— REQUIREMENT A —
From the Fernando Cabrita biography, list every club Cabrita played for during his playing career.
— REQUIREMENT B —
Reproduce verbatim everything in the Fernando Cabrita biography from "Fernando da Silva" down to "the age of 37.".

— PROVIDED TEXT —

>> Begin

Fernando da Silva Cabrita  (1 May 1923 – 22 September 2014) was a Portuguese football forward and manager.

He amassed Primeira Liga totals of 295 games and 88 goals over the course of 14 seasons, in representation of Olhanense and Sporting da Covilhã. Subsequently, he went on to have a coaching career that lasted more than two decades, and included spells with Benfica and the Portugal national team.

Club career
Born in Lagos, Algarve, Cabrita played 14 of his 18 years as a senior in his country's top division, starting out at S.C. Olhanense. In the 1943–44 season, he scored a career-best 20 goals in only 18 games to help his team to the fifth position out of ten clubs. Cabrita also represented Angers SCO (France, second level), S.C. Covilhã and Portimonense S.C. before retiring in 1960 at the age of 37.

International career
He gained seven caps for Portugal in twelve years, making his debut on 11 March 1945 in a 2–2 friendly draw against Spain and netting his only goal in his next appearance, a 1–5 away loss to the same opponent for the 1950 FIFA World Cup qualifiers, on 2 April 1950.

>> End

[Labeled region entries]
>> Begin

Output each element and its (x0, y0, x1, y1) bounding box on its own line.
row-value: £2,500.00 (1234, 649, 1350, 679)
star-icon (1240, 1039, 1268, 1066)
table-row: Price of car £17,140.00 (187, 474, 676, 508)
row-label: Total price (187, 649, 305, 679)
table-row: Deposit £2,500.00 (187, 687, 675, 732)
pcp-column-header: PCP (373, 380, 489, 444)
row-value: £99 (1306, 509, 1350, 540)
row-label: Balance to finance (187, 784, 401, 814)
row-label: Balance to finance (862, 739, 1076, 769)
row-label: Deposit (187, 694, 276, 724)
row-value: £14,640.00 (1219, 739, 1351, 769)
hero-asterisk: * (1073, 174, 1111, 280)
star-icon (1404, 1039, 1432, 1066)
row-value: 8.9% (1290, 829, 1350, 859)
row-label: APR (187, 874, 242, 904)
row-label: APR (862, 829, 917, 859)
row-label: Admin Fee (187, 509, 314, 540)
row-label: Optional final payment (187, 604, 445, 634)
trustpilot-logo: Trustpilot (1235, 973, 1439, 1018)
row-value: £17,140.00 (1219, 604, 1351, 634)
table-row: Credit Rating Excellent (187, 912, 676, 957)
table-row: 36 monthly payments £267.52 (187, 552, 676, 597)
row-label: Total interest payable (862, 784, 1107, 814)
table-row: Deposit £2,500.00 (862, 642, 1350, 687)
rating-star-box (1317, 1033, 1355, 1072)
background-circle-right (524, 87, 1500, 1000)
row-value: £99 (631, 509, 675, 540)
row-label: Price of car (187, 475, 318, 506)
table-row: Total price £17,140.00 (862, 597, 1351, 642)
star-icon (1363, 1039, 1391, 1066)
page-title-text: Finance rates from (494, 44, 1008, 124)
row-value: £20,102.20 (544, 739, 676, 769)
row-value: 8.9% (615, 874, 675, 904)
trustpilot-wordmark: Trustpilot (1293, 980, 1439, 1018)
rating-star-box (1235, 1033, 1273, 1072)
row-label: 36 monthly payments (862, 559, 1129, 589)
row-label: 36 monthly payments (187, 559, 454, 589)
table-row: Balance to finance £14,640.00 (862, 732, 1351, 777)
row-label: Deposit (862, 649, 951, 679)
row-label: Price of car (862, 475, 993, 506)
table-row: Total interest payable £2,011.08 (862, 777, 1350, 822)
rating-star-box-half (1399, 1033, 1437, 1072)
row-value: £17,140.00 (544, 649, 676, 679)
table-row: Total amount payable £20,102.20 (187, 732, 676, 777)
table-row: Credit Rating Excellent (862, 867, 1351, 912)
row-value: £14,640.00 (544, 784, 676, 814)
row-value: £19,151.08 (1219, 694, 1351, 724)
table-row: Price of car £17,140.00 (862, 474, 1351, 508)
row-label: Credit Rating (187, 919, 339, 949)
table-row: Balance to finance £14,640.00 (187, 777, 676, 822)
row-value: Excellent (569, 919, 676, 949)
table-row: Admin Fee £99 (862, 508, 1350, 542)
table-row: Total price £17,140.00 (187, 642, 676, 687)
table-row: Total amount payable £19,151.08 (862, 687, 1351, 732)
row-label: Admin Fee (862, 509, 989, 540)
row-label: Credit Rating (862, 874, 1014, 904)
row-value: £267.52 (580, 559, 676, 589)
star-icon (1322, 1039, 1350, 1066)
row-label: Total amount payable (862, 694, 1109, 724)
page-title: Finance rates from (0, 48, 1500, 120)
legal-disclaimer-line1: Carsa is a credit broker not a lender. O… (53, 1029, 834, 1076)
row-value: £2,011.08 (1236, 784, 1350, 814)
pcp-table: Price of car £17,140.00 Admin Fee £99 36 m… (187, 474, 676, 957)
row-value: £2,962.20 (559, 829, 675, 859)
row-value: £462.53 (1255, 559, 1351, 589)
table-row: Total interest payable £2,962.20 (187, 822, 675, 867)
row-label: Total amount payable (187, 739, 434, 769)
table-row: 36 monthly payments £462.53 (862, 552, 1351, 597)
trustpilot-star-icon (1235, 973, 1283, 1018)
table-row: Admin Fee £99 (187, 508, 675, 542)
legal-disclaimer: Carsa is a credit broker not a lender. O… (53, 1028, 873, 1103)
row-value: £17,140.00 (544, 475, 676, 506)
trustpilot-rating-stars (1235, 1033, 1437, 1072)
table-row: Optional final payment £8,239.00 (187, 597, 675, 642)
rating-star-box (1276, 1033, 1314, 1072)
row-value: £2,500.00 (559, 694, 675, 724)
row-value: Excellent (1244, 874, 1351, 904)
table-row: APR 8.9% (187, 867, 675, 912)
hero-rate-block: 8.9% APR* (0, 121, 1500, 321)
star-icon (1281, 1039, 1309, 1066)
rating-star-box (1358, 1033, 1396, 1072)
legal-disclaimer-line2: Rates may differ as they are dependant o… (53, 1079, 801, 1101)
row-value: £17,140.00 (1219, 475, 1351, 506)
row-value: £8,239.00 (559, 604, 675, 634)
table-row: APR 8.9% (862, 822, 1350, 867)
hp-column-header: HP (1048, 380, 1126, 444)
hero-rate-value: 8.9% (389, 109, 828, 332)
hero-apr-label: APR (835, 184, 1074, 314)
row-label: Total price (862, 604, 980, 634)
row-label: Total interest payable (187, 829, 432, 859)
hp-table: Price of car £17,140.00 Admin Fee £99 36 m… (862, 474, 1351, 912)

>> End

— TASK OUTPUT A —
S.C. Olhanense; Angers SCO; S.C. Covilhã (also called Sporting da Covilhã); Portimonense S.C.

— TASK OUTPUT B —
Fernando da Silva Cabrita  (1 May 1923 – 22 September 2014) was a Portuguese football forward and manager.

He amassed Primeira Liga totals of 295 games and 88 goals over the course of 14 seasons, in representation of Olhanense and Sporting da Covilhã. Subsequently, he went on to have a coaching career that lasted more than two decades, and included spells with Benfica and the Portugal national team.

Club career
Born in Lagos, Algarve, Cabrita played 14 of his 18 years as a senior in his country's top division, starting out at S.C. Olhanense. In the 1943–44 season, he scored a career-best 20 goals in only 18 games to help his team to the fifth position out of ten clubs. Cabrita also represented Angers SCO (France, second level), S.C. Covilhã and Portimonense S.C. before retiring in 1960 at the age of 37.